— Start of SUPPLIED MATERIAL —
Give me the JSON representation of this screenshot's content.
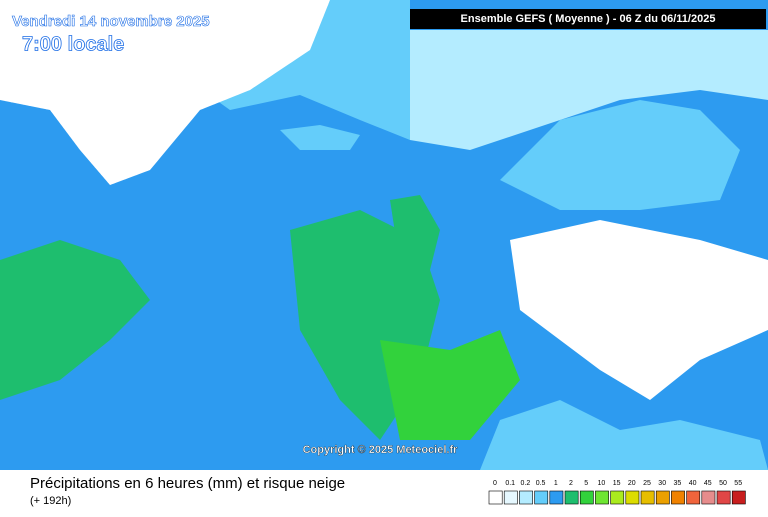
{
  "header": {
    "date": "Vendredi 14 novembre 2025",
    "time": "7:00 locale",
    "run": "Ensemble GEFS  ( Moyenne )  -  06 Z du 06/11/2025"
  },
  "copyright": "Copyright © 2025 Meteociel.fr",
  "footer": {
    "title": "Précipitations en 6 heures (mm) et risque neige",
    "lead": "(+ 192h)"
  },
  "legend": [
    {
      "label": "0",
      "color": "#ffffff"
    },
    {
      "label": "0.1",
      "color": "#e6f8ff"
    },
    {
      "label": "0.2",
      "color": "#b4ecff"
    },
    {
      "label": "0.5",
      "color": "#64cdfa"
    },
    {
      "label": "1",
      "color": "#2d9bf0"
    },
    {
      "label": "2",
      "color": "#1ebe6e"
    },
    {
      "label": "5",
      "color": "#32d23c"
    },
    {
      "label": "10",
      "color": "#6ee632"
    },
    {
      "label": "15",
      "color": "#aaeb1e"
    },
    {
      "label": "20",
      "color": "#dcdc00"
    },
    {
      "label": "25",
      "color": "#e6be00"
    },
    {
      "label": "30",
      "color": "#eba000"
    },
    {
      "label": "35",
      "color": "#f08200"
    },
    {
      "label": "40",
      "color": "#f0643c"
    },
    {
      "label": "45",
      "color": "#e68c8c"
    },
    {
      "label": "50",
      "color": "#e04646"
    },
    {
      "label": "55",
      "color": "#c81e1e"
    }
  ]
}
— End of SUPPLIED MATERIAL —
— Start of SUPPLIED MATERIAL —
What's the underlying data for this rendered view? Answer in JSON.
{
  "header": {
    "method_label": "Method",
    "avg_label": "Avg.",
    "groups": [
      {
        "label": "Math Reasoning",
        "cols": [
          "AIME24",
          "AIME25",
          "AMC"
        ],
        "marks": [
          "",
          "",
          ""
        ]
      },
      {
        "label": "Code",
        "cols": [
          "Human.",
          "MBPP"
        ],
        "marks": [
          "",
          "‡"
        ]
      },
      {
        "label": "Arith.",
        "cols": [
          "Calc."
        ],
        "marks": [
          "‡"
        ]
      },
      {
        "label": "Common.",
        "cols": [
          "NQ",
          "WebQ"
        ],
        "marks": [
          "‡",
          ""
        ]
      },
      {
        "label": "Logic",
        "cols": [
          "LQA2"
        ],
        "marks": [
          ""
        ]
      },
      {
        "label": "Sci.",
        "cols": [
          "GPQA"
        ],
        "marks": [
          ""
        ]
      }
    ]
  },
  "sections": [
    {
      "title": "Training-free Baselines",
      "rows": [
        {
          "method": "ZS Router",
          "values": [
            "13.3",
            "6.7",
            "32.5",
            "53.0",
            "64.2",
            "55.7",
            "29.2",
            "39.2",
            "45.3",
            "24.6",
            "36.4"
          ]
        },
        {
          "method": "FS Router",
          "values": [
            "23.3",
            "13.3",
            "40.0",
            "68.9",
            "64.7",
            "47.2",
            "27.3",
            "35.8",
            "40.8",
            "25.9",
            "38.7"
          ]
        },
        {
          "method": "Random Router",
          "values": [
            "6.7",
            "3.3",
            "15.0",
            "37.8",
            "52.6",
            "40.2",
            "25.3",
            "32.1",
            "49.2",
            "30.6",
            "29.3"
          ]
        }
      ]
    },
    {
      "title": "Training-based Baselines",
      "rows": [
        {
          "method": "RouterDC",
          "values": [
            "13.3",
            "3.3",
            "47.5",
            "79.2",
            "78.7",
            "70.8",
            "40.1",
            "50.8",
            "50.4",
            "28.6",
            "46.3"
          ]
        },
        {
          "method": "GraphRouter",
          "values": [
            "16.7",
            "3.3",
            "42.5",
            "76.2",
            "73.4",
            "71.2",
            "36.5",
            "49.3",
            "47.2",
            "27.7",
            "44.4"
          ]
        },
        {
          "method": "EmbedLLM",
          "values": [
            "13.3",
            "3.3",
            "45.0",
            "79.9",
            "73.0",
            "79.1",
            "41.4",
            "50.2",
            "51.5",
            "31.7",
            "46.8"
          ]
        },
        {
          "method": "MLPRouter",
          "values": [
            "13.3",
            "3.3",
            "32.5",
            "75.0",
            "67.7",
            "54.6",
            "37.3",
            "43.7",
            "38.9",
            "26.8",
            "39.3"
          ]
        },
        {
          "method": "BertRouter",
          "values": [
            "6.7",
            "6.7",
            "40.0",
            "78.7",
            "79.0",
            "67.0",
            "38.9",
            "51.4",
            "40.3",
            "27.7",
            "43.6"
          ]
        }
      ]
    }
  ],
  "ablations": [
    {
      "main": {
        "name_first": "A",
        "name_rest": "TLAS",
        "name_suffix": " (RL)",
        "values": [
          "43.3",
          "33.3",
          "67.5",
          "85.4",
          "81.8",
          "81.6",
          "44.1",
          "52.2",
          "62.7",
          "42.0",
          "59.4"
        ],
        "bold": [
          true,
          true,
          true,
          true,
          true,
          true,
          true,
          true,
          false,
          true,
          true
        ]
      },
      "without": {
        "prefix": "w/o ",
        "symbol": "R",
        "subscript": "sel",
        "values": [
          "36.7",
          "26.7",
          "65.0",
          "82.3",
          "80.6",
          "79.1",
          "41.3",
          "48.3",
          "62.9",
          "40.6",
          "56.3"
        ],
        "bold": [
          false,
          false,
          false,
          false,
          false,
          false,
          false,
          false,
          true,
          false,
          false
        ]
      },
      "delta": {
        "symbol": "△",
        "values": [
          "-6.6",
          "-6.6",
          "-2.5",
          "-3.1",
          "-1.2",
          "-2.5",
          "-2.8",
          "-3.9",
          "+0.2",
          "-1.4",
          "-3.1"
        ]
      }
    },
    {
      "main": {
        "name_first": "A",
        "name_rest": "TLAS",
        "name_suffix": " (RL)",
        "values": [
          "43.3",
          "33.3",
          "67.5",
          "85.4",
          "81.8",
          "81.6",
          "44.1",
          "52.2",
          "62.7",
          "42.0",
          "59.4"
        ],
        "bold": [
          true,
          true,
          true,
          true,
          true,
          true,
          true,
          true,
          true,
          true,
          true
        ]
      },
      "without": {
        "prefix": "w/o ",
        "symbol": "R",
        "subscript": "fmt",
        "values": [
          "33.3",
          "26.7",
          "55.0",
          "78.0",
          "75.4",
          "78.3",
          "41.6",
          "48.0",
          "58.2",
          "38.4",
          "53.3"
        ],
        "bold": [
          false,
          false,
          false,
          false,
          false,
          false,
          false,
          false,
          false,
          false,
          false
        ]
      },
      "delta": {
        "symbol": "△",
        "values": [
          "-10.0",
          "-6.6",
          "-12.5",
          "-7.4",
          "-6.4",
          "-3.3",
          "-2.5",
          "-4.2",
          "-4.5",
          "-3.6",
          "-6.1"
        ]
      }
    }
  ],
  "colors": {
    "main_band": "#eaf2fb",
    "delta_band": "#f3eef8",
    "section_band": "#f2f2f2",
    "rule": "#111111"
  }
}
— End of SUPPLIED MATERIAL —
— Start of SUPPLIED MATERIAL —
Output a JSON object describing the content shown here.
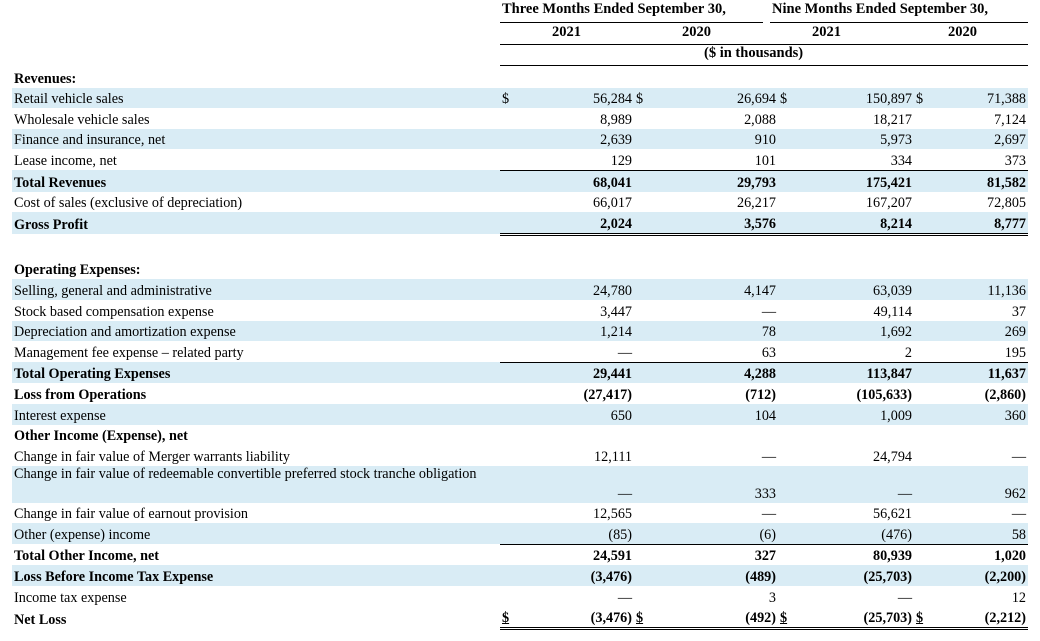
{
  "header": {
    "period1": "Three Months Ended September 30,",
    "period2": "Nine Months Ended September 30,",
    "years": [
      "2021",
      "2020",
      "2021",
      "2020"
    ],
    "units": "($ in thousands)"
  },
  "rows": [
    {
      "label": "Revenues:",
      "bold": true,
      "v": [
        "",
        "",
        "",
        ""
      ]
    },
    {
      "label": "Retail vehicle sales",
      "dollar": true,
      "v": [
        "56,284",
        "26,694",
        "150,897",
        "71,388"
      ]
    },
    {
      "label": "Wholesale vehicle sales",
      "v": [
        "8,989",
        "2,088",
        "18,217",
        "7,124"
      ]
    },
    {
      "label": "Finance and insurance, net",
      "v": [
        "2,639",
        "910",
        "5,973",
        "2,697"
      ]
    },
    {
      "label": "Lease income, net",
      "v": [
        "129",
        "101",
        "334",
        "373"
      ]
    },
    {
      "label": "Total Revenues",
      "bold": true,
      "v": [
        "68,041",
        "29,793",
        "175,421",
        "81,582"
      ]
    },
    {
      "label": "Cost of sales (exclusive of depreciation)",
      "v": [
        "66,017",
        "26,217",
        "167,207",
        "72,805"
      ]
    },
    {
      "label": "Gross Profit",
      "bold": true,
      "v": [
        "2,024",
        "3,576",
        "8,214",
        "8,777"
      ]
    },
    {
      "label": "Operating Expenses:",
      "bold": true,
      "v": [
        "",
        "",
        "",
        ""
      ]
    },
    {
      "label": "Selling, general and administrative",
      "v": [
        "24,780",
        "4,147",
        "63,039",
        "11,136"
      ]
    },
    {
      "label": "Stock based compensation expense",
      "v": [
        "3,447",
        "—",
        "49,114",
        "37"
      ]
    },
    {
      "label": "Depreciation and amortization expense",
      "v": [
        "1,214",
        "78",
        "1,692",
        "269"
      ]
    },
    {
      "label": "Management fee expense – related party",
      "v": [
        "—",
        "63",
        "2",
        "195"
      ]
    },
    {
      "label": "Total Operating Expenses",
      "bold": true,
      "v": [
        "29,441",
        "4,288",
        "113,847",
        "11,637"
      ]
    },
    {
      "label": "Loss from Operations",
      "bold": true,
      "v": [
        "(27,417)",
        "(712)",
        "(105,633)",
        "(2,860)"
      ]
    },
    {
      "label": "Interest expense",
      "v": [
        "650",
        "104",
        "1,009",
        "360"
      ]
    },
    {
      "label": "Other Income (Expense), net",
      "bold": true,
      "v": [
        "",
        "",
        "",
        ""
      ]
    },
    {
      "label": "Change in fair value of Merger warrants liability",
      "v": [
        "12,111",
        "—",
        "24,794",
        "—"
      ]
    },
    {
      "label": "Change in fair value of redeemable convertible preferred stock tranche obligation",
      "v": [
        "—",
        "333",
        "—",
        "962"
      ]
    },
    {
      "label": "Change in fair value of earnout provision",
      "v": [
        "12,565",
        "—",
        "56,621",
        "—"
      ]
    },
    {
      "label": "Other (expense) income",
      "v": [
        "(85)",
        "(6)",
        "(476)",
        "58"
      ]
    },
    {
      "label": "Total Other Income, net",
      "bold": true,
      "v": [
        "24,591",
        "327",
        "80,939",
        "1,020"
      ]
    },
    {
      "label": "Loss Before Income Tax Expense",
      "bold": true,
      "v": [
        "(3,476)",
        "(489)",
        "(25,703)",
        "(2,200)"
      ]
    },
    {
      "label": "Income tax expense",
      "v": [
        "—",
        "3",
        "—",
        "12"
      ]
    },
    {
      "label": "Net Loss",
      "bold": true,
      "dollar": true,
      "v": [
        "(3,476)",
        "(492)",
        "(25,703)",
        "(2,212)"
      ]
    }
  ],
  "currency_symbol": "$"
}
— End of SUPPLIED MATERIAL —
WRITTEN TASK » Locate the word "this" in the data above. Copy every line carrying it.

EXERCISE RESULT »
Give me the JSON representation of this screenshot's content.
What's the underlying data for this rendered view? Answer in JSON.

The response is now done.